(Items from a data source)

"""

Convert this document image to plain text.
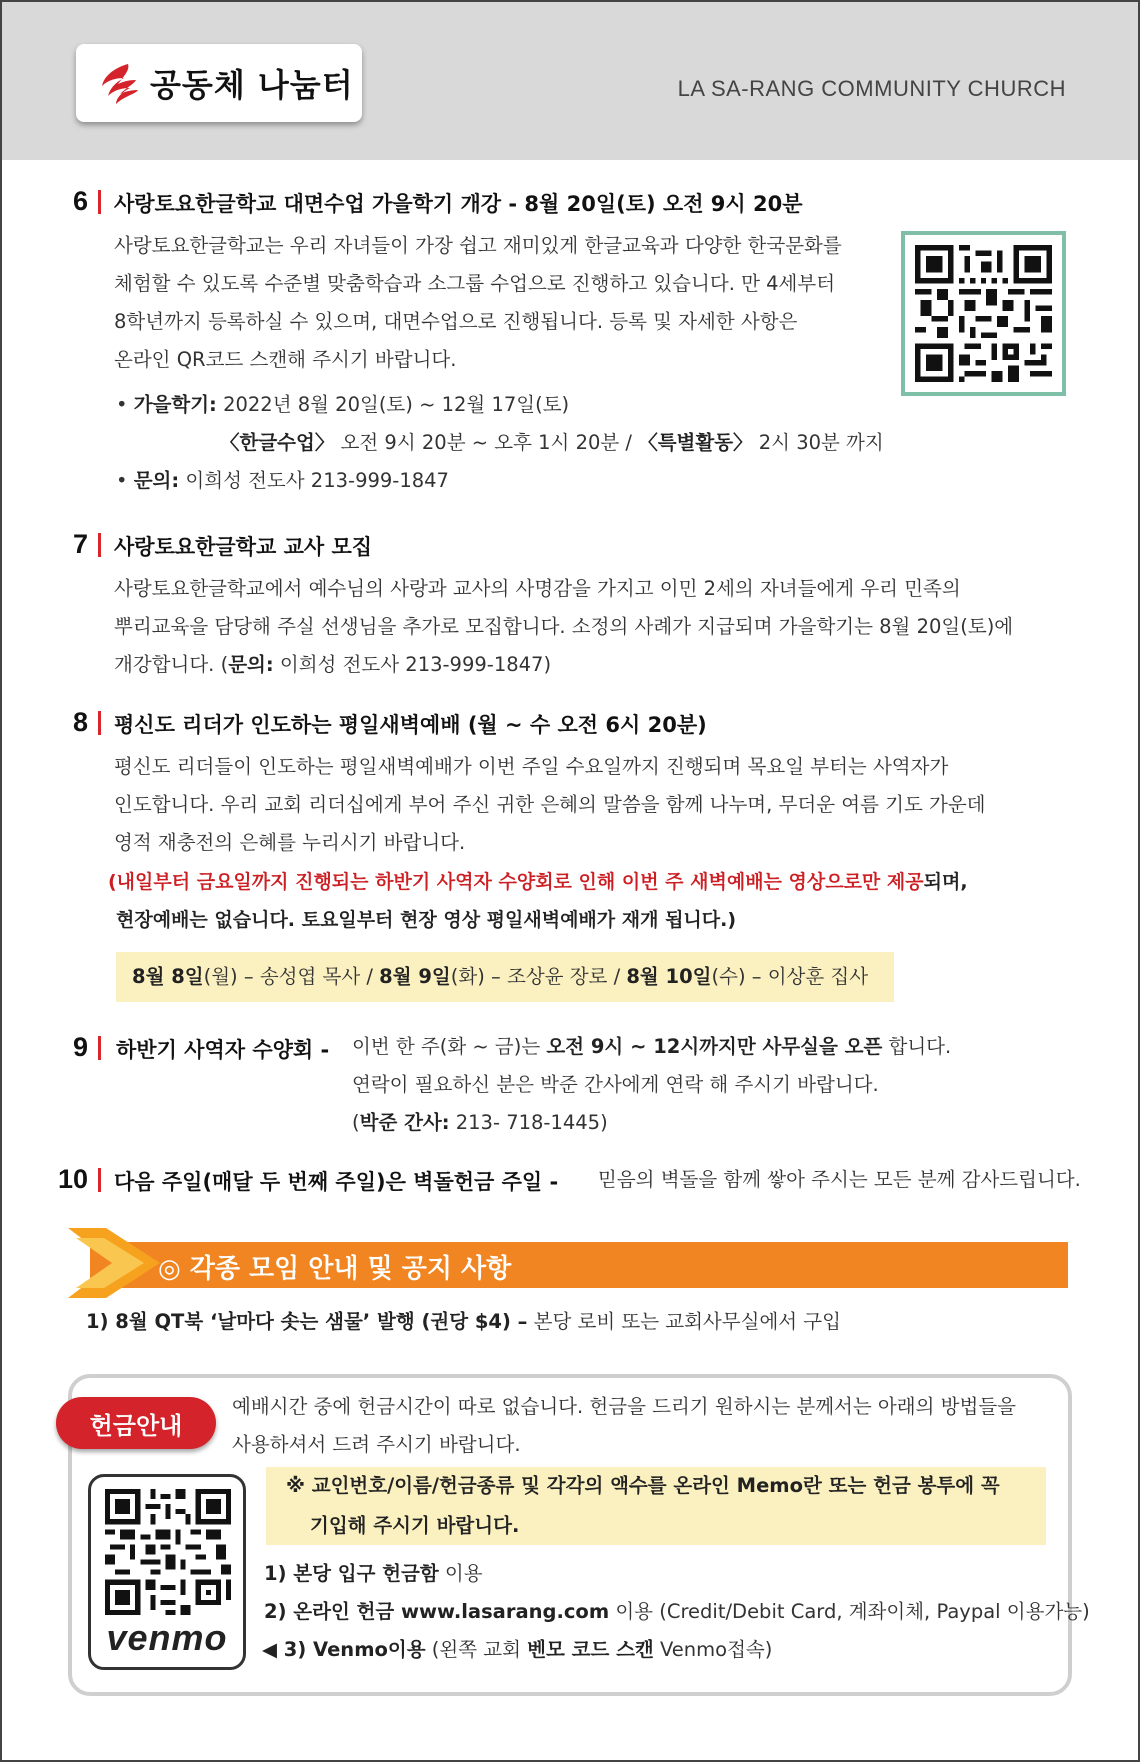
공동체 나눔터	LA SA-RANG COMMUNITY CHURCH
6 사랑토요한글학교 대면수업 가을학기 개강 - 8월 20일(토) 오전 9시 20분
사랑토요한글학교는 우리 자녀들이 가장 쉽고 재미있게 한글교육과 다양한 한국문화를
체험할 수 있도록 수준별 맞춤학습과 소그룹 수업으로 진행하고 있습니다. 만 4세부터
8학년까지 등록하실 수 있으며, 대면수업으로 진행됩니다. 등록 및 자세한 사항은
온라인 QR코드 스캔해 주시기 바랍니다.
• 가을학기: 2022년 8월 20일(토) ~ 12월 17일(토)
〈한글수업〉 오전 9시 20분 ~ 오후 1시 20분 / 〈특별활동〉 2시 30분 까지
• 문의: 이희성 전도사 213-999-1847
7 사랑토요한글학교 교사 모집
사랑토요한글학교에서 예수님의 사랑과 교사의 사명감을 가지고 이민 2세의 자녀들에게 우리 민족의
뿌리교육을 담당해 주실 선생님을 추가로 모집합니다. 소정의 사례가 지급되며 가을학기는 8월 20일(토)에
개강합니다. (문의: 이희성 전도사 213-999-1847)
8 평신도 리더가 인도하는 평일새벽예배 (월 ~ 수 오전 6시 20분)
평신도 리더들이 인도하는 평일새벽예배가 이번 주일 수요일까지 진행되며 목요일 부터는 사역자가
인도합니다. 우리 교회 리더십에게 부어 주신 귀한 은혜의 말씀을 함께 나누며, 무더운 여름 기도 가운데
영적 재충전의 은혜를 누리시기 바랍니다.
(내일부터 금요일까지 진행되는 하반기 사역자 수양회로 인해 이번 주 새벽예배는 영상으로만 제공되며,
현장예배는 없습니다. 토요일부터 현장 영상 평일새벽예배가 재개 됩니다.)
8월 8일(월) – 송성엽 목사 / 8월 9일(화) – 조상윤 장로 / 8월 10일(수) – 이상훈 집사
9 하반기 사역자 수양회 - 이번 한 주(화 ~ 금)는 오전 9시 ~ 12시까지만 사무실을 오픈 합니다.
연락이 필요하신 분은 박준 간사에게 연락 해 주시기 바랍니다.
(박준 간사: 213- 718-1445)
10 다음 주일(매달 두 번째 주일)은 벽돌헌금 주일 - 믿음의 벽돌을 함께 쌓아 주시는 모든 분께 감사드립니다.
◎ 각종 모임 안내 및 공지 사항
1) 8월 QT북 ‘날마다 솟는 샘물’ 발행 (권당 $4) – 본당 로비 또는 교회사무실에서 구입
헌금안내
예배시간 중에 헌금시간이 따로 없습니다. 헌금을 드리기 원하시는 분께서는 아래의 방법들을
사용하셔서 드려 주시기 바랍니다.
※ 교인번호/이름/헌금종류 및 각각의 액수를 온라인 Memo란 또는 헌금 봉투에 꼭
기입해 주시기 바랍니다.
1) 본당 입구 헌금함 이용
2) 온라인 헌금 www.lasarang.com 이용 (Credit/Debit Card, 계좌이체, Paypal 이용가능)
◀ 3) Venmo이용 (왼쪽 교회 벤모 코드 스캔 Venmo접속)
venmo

"""
"""

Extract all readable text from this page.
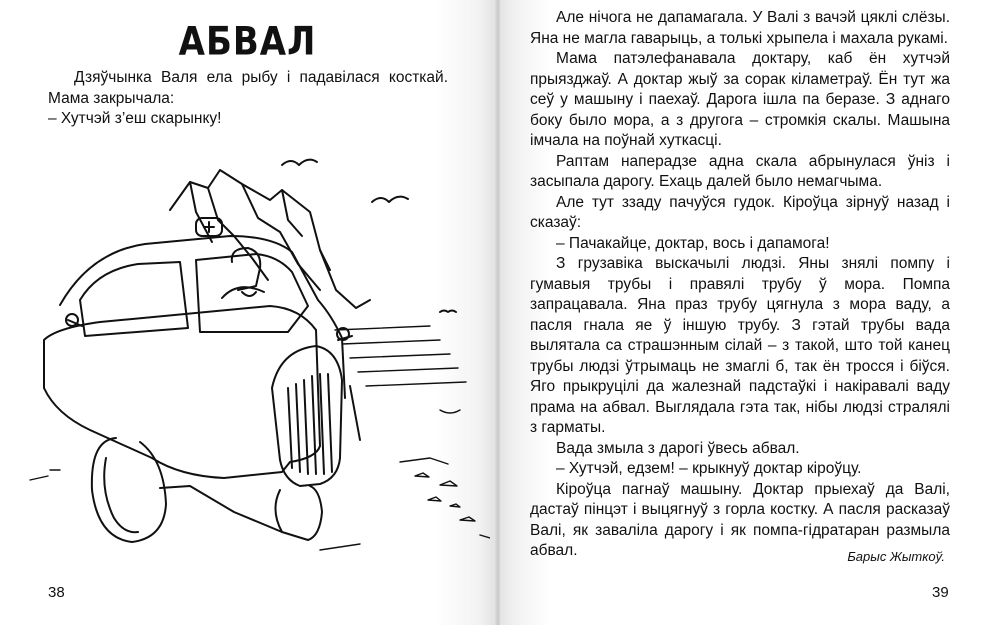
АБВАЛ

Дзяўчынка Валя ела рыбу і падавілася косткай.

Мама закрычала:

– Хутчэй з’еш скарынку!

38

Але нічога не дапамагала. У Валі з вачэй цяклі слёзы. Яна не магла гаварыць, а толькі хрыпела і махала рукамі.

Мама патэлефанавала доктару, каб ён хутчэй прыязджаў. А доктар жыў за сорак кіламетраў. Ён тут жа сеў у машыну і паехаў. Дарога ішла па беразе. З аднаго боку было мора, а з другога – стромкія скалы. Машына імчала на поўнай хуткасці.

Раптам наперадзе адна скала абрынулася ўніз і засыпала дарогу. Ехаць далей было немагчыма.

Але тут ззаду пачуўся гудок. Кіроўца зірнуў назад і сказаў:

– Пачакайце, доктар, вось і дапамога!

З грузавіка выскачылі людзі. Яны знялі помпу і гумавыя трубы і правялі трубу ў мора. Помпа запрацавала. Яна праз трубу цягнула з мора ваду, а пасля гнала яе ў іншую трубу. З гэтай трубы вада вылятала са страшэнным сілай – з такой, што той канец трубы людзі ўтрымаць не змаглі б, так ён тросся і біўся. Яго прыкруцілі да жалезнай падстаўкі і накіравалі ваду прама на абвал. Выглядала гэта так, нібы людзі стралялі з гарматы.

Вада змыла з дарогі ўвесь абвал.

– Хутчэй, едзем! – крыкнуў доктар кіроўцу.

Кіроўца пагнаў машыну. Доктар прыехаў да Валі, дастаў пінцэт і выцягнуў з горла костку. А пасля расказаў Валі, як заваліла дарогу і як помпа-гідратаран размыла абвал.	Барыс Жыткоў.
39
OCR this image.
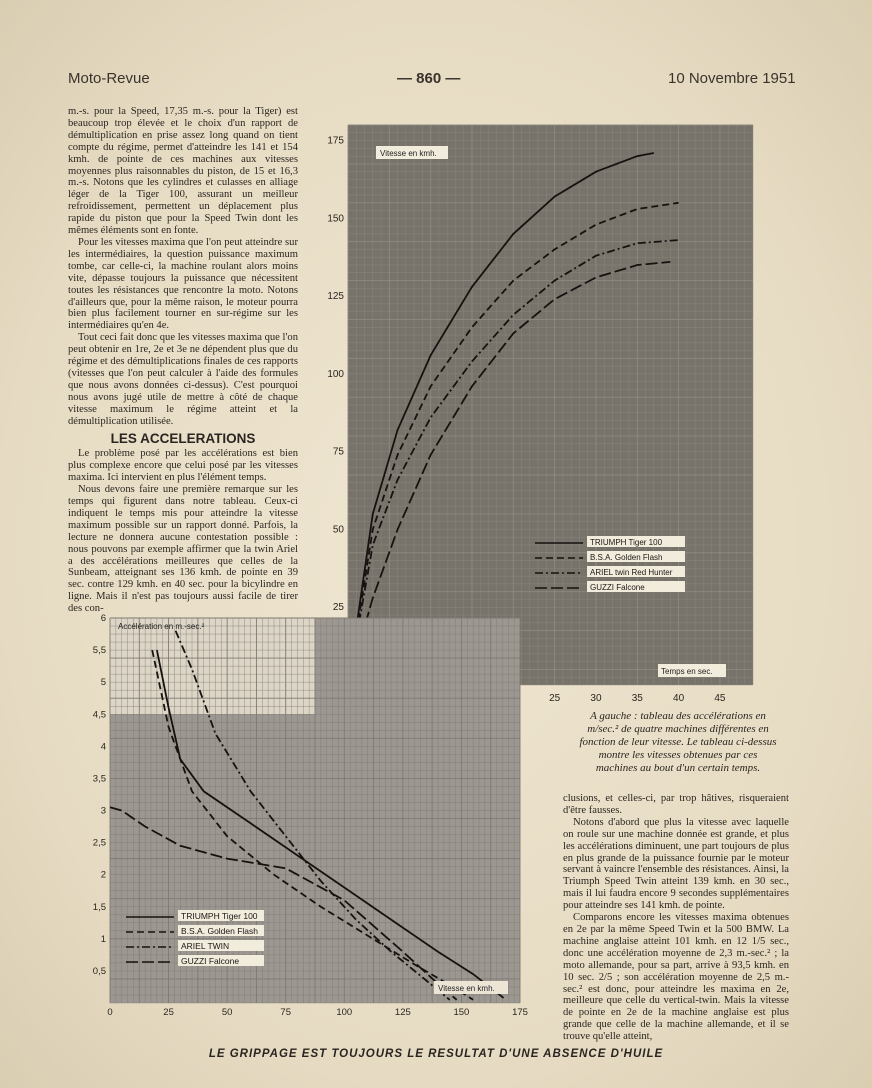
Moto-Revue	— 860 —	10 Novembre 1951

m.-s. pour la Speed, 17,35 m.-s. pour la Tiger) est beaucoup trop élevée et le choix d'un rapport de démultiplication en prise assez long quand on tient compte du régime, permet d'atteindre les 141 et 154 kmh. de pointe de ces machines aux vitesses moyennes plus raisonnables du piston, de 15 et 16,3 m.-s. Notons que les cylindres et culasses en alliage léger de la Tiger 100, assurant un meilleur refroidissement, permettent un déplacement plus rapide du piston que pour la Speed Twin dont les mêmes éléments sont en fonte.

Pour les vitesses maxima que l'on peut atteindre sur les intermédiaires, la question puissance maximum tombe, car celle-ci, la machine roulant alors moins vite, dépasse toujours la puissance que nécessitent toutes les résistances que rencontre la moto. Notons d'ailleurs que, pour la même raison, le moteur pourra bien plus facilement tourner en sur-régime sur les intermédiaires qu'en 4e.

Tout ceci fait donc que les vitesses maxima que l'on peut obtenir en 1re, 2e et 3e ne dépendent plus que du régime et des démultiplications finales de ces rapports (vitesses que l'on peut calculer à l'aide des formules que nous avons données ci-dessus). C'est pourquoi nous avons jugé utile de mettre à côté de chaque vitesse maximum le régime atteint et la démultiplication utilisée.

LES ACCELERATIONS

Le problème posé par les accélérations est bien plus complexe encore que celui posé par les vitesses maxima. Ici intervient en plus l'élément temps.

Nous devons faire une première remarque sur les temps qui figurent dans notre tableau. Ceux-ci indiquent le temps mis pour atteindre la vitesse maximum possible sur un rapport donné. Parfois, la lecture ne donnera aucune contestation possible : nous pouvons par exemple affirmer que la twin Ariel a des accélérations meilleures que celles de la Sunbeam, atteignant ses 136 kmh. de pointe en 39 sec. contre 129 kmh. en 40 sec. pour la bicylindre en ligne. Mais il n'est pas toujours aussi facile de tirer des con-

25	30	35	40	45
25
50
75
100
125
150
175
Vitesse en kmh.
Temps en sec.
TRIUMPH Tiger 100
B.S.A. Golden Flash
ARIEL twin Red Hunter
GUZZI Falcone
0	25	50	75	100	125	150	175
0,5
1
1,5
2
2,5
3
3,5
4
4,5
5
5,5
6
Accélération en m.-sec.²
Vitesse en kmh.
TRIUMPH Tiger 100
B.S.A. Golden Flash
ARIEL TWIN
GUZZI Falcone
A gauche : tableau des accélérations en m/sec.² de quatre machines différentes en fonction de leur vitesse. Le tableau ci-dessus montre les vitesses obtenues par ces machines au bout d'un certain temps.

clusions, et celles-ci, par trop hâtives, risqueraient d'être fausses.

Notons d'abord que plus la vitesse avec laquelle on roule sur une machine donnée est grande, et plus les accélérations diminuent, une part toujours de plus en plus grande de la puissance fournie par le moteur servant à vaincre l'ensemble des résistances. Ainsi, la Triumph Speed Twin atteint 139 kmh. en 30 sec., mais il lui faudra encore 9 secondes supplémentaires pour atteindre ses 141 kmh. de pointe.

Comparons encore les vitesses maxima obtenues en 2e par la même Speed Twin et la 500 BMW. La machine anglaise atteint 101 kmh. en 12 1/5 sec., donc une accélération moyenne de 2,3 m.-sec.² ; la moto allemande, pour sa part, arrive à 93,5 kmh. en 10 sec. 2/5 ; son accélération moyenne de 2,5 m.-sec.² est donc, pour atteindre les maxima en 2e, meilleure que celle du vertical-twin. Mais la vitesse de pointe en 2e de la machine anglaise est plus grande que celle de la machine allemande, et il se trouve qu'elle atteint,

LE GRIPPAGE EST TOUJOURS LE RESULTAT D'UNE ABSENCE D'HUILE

"""

## GOAL:
Of all the lines above, how many contain "trop"? Give the number and nothing more.

## TASK OUTPUT:
2